▸ Provided entries:
■ ■ ■

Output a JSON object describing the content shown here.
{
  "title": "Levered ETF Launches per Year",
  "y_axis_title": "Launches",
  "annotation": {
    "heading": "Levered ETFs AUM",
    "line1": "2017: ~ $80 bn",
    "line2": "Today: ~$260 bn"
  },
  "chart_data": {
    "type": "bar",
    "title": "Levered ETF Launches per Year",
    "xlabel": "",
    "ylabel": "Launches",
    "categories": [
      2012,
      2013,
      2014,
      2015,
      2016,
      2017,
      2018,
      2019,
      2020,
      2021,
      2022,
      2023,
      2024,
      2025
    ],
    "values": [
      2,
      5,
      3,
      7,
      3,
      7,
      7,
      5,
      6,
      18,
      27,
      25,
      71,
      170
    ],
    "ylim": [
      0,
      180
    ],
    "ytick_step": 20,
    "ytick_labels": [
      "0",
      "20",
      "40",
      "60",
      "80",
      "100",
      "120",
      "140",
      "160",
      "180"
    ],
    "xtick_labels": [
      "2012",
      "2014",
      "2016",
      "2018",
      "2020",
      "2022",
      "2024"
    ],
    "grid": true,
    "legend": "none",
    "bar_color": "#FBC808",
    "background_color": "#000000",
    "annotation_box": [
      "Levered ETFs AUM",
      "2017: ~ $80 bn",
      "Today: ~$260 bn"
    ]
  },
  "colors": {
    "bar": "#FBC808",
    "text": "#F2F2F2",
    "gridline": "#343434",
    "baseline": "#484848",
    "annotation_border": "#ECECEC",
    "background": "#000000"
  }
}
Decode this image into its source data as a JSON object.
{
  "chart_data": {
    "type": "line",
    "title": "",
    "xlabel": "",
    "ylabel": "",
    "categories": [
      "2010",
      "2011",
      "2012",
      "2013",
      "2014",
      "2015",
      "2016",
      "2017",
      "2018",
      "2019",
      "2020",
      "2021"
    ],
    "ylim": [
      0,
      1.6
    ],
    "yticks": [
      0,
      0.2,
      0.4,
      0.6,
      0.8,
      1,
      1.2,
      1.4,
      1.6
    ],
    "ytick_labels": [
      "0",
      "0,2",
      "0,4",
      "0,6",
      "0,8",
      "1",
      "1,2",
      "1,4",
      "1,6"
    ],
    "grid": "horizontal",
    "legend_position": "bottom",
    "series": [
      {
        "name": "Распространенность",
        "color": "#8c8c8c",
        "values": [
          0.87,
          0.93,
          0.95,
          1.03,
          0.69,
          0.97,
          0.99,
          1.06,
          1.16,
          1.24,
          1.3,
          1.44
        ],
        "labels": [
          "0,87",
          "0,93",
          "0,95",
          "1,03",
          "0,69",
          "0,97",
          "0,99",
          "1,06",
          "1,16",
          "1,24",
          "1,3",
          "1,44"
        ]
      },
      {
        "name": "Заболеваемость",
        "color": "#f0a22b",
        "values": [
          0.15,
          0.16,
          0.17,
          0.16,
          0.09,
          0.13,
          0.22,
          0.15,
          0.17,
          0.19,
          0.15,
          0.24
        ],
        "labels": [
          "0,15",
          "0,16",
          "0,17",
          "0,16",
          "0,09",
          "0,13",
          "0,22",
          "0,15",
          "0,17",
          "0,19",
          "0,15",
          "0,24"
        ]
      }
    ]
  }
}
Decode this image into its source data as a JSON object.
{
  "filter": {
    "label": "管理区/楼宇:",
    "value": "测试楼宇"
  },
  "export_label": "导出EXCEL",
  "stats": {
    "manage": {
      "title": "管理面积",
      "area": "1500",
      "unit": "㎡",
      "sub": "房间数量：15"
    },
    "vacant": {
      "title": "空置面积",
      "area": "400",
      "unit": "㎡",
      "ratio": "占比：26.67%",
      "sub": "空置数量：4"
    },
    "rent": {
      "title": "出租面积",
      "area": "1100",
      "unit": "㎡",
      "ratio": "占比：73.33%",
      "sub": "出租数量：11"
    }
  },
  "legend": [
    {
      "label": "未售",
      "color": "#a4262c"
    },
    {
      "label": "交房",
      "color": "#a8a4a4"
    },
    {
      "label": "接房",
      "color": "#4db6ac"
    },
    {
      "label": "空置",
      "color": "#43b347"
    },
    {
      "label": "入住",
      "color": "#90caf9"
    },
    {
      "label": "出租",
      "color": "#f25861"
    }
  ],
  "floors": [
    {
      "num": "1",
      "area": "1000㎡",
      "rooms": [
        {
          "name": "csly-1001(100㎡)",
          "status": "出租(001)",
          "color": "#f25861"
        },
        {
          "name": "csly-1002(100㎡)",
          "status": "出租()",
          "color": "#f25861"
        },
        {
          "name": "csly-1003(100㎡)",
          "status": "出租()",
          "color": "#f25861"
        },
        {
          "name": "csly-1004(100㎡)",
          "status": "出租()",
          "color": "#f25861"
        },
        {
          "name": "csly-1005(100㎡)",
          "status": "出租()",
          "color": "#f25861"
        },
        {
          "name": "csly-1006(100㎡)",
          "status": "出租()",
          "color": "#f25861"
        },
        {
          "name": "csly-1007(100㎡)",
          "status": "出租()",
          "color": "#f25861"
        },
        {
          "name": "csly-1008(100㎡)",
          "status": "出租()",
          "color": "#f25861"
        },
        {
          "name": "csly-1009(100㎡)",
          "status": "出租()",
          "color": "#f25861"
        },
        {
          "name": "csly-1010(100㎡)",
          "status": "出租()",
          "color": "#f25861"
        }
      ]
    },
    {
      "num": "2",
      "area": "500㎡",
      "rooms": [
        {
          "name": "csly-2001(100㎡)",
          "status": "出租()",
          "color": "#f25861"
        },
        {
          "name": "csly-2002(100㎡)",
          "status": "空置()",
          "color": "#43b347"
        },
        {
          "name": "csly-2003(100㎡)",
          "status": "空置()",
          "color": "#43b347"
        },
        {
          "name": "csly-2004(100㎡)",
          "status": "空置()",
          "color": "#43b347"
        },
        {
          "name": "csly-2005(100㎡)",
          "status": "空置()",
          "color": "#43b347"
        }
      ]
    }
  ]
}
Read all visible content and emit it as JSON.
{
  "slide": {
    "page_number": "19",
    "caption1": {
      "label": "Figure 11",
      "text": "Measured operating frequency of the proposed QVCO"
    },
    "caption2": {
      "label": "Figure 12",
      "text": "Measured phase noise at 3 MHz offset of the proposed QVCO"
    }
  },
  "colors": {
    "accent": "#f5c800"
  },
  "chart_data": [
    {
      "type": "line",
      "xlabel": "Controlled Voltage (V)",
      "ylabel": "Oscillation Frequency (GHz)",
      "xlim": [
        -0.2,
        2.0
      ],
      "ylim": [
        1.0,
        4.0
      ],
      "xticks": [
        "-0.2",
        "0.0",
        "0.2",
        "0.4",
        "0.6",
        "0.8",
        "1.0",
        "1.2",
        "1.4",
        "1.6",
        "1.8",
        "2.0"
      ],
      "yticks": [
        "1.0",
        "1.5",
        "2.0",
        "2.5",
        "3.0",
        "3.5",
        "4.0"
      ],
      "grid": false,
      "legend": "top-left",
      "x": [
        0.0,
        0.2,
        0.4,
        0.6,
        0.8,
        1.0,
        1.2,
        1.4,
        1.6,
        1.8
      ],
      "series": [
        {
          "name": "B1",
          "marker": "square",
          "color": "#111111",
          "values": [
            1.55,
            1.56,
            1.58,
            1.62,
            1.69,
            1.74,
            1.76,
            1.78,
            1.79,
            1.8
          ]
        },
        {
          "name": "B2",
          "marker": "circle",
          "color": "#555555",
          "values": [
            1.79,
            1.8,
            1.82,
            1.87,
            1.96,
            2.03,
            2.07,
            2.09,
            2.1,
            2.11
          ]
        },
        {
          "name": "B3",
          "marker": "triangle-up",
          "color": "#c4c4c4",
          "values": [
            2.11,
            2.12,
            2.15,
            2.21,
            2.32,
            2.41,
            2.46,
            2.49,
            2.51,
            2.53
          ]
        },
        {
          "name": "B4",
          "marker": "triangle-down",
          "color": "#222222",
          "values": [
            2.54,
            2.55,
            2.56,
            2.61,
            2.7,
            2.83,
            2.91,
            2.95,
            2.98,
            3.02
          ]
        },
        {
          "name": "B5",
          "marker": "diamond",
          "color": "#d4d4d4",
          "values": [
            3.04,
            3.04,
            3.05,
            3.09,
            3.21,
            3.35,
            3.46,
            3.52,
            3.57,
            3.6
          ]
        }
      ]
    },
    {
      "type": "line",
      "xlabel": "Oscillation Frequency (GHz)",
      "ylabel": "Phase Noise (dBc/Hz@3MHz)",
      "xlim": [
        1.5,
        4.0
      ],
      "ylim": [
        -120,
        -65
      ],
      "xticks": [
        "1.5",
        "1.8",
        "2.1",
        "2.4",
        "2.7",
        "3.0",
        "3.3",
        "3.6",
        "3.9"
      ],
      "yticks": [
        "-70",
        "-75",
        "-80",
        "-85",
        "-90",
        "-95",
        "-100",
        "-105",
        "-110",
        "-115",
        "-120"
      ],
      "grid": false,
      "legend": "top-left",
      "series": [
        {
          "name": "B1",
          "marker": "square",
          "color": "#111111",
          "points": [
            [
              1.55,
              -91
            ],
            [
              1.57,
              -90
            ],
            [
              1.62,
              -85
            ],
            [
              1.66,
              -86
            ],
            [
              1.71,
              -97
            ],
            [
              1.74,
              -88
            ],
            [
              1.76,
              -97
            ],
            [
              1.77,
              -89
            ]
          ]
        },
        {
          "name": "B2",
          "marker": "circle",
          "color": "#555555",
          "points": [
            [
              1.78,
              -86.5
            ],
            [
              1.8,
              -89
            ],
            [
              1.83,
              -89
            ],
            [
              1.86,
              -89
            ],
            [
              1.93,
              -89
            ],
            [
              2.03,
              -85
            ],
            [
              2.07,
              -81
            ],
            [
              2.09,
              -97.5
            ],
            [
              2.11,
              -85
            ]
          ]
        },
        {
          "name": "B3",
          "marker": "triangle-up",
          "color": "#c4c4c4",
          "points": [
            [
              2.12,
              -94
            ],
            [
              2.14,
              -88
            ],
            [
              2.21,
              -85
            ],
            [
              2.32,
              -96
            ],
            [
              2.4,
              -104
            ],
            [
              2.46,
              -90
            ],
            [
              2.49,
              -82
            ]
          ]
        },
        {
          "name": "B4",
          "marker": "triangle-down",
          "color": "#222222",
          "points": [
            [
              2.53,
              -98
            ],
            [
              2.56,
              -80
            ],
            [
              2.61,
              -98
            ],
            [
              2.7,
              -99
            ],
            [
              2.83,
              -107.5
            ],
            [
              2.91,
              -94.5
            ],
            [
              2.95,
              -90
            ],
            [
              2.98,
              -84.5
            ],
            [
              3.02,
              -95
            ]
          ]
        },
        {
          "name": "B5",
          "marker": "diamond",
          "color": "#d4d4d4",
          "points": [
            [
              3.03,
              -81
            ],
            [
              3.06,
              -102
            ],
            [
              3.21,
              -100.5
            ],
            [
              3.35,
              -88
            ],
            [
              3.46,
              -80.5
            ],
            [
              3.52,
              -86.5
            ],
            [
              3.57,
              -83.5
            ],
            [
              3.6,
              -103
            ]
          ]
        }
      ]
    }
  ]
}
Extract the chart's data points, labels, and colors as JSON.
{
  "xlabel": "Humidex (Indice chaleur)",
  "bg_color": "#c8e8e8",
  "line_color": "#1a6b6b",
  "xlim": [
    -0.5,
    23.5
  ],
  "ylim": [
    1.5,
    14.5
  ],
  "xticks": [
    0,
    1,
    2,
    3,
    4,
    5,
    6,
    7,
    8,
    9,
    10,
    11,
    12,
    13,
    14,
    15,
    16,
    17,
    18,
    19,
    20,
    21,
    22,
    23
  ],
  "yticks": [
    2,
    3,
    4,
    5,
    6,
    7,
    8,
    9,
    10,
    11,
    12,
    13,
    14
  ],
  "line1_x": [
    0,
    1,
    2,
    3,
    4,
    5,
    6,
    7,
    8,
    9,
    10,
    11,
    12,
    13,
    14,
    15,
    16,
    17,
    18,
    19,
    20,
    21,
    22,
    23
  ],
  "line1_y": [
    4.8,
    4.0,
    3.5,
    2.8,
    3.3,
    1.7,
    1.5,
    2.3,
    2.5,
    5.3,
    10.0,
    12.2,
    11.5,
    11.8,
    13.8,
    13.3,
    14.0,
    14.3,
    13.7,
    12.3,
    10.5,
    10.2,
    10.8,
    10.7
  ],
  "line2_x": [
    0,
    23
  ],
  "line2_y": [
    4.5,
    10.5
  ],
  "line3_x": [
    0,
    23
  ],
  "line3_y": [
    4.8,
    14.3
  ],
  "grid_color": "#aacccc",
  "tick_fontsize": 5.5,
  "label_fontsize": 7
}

■ ■ ■

Give the count of lines in the data above that hold the string "Oscillation", with no additional words.

▸ Finished exercise: 2